Collected data entries
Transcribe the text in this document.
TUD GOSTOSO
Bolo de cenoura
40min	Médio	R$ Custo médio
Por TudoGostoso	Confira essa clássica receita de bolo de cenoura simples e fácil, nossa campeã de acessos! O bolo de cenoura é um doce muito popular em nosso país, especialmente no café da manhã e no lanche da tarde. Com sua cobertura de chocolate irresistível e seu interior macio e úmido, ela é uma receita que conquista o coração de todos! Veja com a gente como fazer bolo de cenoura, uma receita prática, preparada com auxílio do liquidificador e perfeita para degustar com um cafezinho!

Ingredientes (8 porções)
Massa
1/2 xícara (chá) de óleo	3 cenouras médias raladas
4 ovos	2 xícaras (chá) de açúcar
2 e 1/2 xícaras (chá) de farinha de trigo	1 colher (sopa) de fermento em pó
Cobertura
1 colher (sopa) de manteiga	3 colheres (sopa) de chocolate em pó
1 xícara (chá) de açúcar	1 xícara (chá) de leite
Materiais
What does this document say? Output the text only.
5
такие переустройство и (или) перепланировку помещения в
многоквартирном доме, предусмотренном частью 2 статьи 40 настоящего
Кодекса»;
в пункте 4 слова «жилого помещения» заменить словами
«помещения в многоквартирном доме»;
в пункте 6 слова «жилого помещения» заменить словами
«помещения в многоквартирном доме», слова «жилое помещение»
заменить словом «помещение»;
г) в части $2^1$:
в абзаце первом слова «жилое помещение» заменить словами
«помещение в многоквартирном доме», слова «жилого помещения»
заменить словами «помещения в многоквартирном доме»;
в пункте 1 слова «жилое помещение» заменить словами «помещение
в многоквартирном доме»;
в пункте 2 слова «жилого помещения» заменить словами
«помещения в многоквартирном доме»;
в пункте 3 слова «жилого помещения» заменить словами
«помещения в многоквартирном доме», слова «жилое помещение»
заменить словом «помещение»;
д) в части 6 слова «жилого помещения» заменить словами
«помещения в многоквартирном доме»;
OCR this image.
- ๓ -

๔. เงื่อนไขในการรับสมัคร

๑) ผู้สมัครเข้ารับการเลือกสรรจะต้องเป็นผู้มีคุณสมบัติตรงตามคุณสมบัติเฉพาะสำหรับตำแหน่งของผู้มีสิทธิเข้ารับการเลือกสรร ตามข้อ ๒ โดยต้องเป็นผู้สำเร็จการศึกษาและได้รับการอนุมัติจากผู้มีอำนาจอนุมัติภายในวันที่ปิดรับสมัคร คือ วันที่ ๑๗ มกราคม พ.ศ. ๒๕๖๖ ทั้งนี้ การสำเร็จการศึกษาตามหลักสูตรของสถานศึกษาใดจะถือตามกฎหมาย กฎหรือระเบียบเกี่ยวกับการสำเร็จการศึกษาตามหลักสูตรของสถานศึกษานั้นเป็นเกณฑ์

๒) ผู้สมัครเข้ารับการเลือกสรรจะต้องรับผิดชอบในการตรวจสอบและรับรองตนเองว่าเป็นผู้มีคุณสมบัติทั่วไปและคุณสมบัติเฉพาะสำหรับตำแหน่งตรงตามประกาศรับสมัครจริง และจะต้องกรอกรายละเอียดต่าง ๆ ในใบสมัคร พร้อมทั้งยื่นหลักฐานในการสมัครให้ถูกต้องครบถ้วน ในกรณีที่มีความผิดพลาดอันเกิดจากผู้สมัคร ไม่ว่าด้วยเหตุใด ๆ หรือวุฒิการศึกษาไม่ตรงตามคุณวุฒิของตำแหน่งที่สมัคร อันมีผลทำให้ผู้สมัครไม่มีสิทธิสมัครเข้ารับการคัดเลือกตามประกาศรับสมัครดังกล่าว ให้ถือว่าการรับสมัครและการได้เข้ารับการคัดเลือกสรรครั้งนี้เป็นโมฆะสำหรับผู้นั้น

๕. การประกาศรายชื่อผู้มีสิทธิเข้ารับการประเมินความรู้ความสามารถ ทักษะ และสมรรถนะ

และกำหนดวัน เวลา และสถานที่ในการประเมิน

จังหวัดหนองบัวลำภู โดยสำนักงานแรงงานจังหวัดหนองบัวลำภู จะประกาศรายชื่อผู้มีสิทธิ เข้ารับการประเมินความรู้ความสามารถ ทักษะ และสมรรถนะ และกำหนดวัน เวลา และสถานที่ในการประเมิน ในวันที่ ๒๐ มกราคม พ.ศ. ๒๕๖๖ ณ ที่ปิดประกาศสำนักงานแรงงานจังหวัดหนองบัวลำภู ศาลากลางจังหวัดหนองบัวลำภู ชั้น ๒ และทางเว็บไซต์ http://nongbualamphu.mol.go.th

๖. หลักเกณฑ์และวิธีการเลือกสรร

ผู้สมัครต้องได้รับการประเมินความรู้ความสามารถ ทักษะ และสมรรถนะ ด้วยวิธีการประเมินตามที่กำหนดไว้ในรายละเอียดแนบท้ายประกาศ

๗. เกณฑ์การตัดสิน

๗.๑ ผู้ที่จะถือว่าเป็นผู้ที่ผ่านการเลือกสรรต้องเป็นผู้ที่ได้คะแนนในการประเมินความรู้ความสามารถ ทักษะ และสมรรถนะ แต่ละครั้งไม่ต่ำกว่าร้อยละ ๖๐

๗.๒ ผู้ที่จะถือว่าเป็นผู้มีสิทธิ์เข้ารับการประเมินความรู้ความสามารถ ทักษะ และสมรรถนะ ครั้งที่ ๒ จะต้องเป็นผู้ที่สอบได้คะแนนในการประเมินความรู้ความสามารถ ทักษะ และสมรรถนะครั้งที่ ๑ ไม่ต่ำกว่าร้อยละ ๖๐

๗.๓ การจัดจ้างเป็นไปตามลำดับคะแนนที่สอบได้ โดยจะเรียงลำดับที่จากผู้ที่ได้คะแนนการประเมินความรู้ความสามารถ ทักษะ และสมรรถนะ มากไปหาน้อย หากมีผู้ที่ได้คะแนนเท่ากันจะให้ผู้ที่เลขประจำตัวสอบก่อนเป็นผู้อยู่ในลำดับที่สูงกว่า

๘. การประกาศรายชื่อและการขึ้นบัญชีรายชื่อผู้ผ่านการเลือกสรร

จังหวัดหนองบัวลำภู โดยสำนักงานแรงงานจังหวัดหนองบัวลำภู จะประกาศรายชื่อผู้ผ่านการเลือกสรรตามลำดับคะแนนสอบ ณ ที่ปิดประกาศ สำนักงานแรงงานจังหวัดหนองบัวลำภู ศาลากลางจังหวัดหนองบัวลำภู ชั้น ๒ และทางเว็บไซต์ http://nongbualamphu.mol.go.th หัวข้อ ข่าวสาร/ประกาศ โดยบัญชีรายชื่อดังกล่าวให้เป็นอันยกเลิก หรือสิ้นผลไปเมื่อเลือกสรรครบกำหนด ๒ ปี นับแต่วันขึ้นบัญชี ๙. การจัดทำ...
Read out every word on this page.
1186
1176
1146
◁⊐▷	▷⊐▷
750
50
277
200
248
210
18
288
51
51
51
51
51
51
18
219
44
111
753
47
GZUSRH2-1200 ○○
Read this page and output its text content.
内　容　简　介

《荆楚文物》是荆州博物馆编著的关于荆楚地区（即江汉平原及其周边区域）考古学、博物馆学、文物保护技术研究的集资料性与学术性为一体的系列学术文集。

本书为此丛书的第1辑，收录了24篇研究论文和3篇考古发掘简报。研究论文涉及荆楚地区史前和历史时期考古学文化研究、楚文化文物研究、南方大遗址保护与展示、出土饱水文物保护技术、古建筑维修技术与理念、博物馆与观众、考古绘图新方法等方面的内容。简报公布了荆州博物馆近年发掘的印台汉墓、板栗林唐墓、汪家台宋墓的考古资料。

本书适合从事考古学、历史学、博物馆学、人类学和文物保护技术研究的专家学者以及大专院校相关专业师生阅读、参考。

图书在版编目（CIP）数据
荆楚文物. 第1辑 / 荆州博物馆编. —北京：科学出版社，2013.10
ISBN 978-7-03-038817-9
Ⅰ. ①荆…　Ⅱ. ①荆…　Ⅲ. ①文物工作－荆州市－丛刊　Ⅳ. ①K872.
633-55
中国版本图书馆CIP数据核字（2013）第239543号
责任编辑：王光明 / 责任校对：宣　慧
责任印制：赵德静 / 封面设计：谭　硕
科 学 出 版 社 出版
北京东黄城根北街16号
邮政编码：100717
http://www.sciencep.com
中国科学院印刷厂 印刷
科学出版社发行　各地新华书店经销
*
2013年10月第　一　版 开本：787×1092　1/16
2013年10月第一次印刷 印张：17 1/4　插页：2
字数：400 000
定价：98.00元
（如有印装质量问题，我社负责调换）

CHALLENGE —
Only the number is wanted: how many lines in the data include the word "บการประเม"?

CORRECT RESPONSE —
4